** BEGIN **
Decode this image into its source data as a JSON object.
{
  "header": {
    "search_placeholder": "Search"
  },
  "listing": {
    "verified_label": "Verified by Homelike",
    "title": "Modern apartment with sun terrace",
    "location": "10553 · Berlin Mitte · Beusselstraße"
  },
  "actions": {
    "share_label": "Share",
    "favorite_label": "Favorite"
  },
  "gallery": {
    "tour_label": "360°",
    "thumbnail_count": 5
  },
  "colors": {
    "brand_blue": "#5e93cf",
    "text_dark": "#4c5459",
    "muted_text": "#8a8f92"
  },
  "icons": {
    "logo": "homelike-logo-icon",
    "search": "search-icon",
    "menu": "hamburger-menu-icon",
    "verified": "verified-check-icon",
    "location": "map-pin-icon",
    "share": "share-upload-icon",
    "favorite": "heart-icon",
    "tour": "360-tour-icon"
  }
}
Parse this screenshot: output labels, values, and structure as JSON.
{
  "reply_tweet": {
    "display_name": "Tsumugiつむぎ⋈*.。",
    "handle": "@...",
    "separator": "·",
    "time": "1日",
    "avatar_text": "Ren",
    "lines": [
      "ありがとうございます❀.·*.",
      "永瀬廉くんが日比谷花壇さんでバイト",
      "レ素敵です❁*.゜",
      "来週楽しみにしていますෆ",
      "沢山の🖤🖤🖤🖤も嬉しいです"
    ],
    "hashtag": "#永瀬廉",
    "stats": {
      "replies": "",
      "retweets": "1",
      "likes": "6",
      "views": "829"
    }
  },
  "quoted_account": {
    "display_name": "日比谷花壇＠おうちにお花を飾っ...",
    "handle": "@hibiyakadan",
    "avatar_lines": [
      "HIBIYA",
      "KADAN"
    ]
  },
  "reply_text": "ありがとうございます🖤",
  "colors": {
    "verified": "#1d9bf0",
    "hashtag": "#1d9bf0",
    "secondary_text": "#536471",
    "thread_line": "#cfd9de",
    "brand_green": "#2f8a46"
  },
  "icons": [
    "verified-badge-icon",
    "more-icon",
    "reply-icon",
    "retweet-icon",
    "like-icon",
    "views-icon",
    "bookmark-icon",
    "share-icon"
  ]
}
** END **
- **YOUR OBJECTIVE**
Write out the listing once more, matching it exactly.

- **WRITTEN SOLUTION**
Decode this image into its source data as a JSON object.
{
  "header": {
    "search_placeholder": "Search"
  },
  "listing": {
    "verified_label": "Verified by Homelike",
    "title": "Modern apartment with sun terrace",
    "location": "10553 · Berlin Mitte · Beusselstraße"
  },
  "actions": {
    "share_label": "Share",
    "favorite_label": "Favorite"
  },
  "gallery": {
    "tour_label": "360°",
    "thumbnail_count": 5
  },
  "colors": {
    "brand_blue": "#5e93cf",
    "text_dark": "#4c5459",
    "muted_text": "#8a8f92"
  },
  "icons": {
    "logo": "homelike-logo-icon",
    "search": "search-icon",
    "menu": "hamburger-menu-icon",
    "verified": "verified-check-icon",
    "location": "map-pin-icon",
    "share": "share-upload-icon",
    "favorite": "heart-icon",
    "tour": "360-tour-icon"
  }
}
Parse this screenshot: output labels, values, and structure as JSON.
{
  "reply_tweet": {
    "display_name": "Tsumugiつむぎ⋈*.。",
    "handle": "@...",
    "separator": "·",
    "time": "1日",
    "avatar_text": "Ren",
    "lines": [
      "ありがとうございます❀.·*.",
      "永瀬廉くんが日比谷花壇さんでバイト",
      "レ素敵です❁*.゜",
      "来週楽しみにしていますෆ",
      "沢山の🖤🖤🖤🖤も嬉しいです"
    ],
    "hashtag": "#永瀬廉",
    "stats": {
      "replies": "",
      "retweets": "1",
      "likes": "6",
      "views": "829"
    }
  },
  "quoted_account": {
    "display_name": "日比谷花壇＠おうちにお花を飾っ...",
    "handle": "@hibiyakadan",
    "avatar_lines": [
      "HIBIYA",
      "KADAN"
    ]
  },
  "reply_text": "ありがとうございます🖤",
  "colors": {
    "verified": "#1d9bf0",
    "hashtag": "#1d9bf0",
    "secondary_text": "#536471",
    "thread_line": "#cfd9de",
    "brand_green": "#2f8a46"
  },
  "icons": [
    "verified-badge-icon",
    "more-icon",
    "reply-icon",
    "retweet-icon",
    "like-icon",
    "views-icon",
    "bookmark-icon",
    "share-icon"
  ]
}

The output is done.